### Dataset items
↓

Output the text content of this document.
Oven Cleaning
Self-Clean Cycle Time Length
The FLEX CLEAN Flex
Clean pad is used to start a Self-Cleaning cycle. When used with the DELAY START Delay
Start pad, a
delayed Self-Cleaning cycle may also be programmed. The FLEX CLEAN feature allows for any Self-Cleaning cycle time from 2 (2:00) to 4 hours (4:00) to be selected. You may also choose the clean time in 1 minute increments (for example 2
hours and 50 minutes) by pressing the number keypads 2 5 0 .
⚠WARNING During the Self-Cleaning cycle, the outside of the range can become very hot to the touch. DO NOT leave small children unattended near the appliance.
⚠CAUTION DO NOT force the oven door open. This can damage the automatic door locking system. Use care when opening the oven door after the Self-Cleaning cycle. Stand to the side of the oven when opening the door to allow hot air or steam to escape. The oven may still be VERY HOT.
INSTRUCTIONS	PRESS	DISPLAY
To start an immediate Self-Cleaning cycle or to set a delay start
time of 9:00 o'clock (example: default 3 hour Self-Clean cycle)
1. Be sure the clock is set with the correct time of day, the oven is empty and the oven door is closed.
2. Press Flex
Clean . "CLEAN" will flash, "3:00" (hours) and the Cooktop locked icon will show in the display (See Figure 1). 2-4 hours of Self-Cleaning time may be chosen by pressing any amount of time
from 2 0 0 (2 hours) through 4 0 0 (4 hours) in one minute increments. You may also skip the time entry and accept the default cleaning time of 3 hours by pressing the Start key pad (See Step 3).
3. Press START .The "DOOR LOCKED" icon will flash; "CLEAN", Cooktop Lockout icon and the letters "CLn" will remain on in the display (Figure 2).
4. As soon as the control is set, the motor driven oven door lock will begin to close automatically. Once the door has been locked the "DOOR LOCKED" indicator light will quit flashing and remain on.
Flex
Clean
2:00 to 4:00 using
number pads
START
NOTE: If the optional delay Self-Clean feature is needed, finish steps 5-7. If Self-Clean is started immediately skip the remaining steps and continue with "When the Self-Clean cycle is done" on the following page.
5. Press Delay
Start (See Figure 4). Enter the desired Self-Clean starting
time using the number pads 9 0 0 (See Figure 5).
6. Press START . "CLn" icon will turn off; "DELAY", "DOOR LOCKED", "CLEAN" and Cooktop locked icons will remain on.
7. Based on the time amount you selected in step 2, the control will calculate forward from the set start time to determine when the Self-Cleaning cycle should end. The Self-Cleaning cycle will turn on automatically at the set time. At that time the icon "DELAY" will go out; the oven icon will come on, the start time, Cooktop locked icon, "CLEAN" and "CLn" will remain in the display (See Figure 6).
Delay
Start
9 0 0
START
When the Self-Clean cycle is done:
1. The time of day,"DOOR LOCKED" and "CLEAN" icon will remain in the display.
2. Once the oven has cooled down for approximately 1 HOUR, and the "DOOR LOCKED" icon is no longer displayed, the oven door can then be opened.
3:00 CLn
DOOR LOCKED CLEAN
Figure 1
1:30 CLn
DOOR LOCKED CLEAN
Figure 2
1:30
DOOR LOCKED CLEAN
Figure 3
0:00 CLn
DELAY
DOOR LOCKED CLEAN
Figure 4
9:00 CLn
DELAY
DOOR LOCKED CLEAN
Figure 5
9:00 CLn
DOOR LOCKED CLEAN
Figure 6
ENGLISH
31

↑

### AIM
Find every line in the records that contains the word "also"; copy those lines.

### WRITTEN ANSWER
delayed Self-Cleaning cycle may also be programmed. The FLEX CLEAN feature allows for any Self-Cleaning cycle time from 2 (2:00) to 4 hours (4:00) to be selected. You may also choose the clean time in 1 minute increments (for example 2
from 2 0 0 (2 hours) through 4 0 0 (4 hours) in one minute increments. You may also skip the time entry and accept the default cleaning time of 3 hours by pressing the Start key pad (See Step 3).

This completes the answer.